DATA LINES »
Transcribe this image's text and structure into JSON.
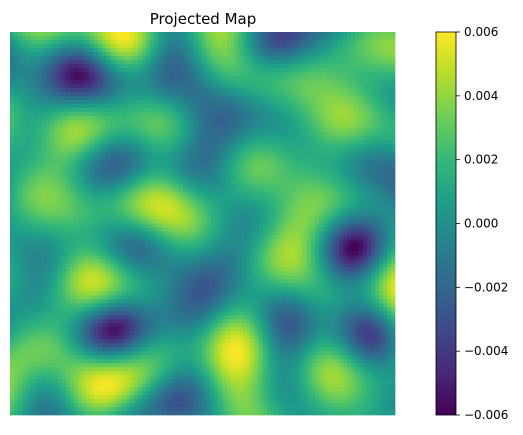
{
  "chart_data": {
    "type": "heatmap",
    "title": "Projected Map",
    "xlabel": "",
    "ylabel": "",
    "axes_visible": false,
    "colormap": "viridis",
    "colorbar": {
      "vmin": -0.006,
      "vmax": 0.006,
      "ticks": [
        {
          "value": -0.006,
          "label": "−0.006"
        },
        {
          "value": -0.004,
          "label": "−0.004"
        },
        {
          "value": -0.002,
          "label": "−0.002"
        },
        {
          "value": 0.0,
          "label": "0.000"
        },
        {
          "value": 0.002,
          "label": "0.002"
        },
        {
          "value": 0.004,
          "label": "0.004"
        },
        {
          "value": 0.006,
          "label": "0.006"
        }
      ]
    },
    "colors": {
      "viridis_stops": [
        "#440154",
        "#482878",
        "#3e4989",
        "#31688e",
        "#26828e",
        "#1f9e89",
        "#35b779",
        "#6ece58",
        "#b5de2b",
        "#fde725"
      ]
    }
  }
}
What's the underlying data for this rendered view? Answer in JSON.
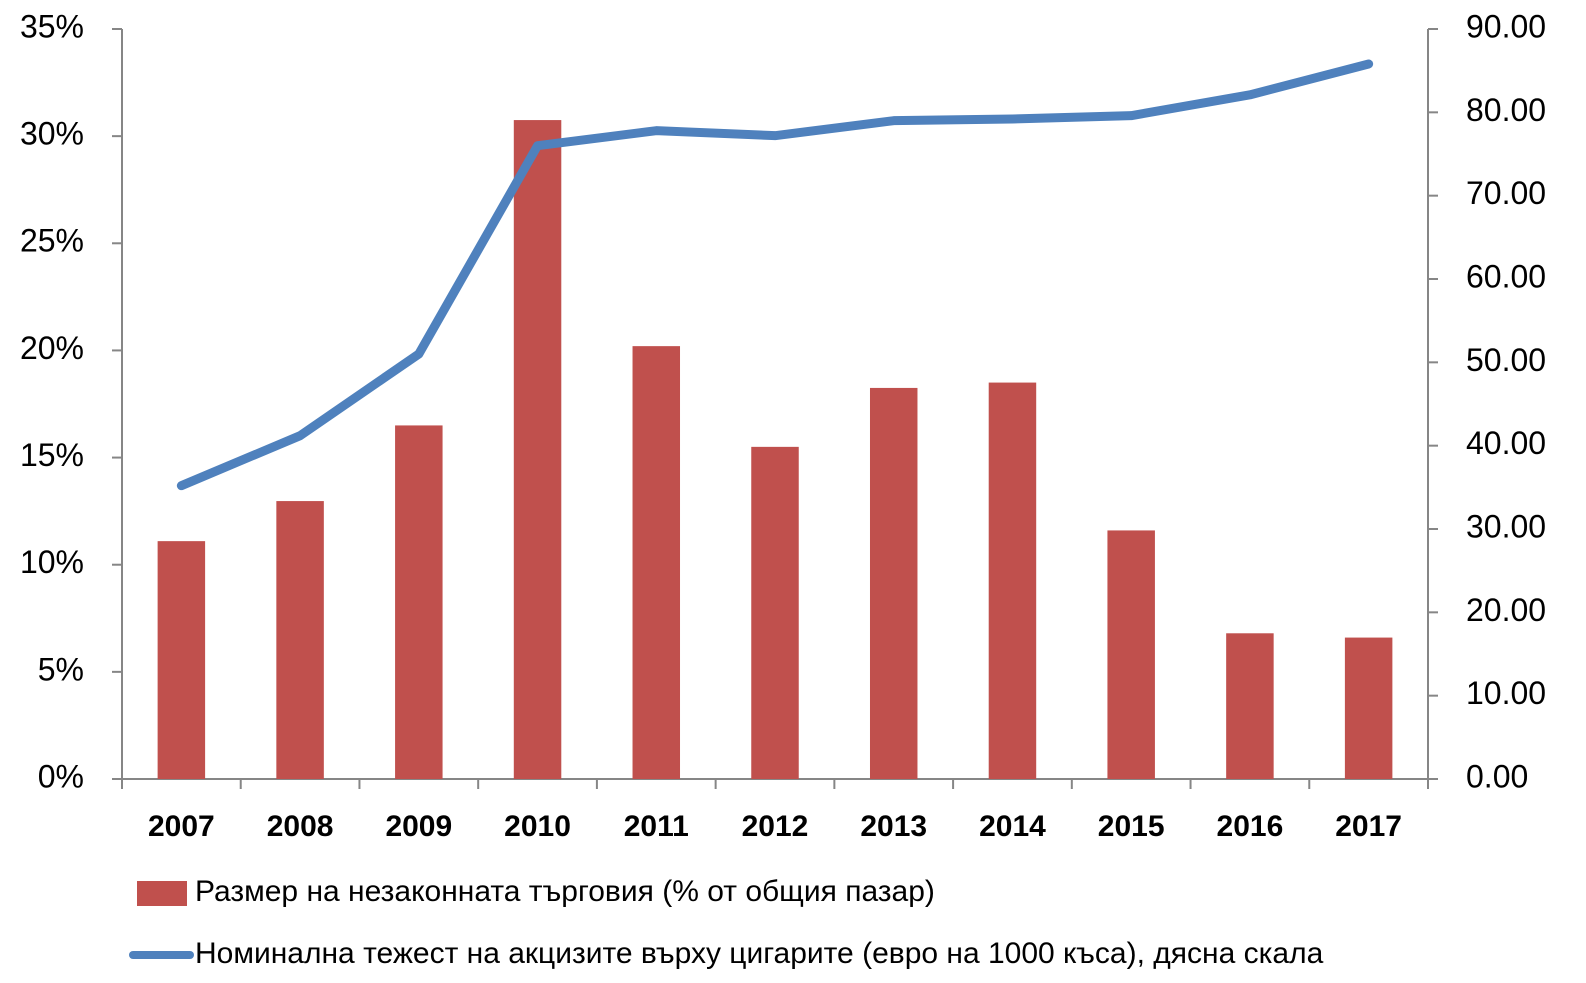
{
  "chart_data": {
    "type": "bar-line",
    "categories": [
      "2007",
      "2008",
      "2009",
      "2010",
      "2011",
      "2012",
      "2013",
      "2014",
      "2015",
      "2016",
      "2017"
    ],
    "series": [
      {
        "name": "Размер на незаконната търговия (% от общия пазар)",
        "type": "bar",
        "color": "#c0504d",
        "values": [
          11.1,
          12.97,
          16.5,
          30.75,
          20.2,
          15.5,
          18.25,
          18.5,
          11.6,
          6.8,
          6.6
        ]
      },
      {
        "name": "Номинална тежест на акцизите върху цигарите (евро на 1000 къса), дясна скала",
        "type": "line",
        "axis": "y2",
        "color": "#4f81bd",
        "values": [
          35.2,
          41.2,
          51.0,
          76.0,
          77.8,
          77.2,
          79.0,
          79.2,
          79.6,
          82.1,
          85.8
        ]
      }
    ],
    "ylim": [
      0,
      35
    ],
    "yticks": [
      {
        "value": 0,
        "label": "0%"
      },
      {
        "value": 5,
        "label": "5%"
      },
      {
        "value": 10,
        "label": "10%"
      },
      {
        "value": 15,
        "label": "15%"
      },
      {
        "value": 20,
        "label": "20%"
      },
      {
        "value": 25,
        "label": "25%"
      },
      {
        "value": 30,
        "label": "30%"
      },
      {
        "value": 35,
        "label": "35%"
      }
    ],
    "y2lim": [
      0,
      90
    ],
    "y2ticks": [
      {
        "value": 0,
        "label": "0.00"
      },
      {
        "value": 10,
        "label": "10.00"
      },
      {
        "value": 20,
        "label": "20.00"
      },
      {
        "value": 30,
        "label": "30.00"
      },
      {
        "value": 40,
        "label": "40.00"
      },
      {
        "value": 50,
        "label": "50.00"
      },
      {
        "value": 60,
        "label": "60.00"
      },
      {
        "value": 70,
        "label": "70.00"
      },
      {
        "value": 80,
        "label": "80.00"
      },
      {
        "value": 90,
        "label": "90.00"
      }
    ],
    "grid": false,
    "legend": "bottom"
  }
}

THE TASK » In the listing above, find the lines holding the word "JSON" and copy them.

THE RESPONSE »
Transcribe this image's text and structure into JSON.
What's the underlying data for this rendered view? Answer in JSON.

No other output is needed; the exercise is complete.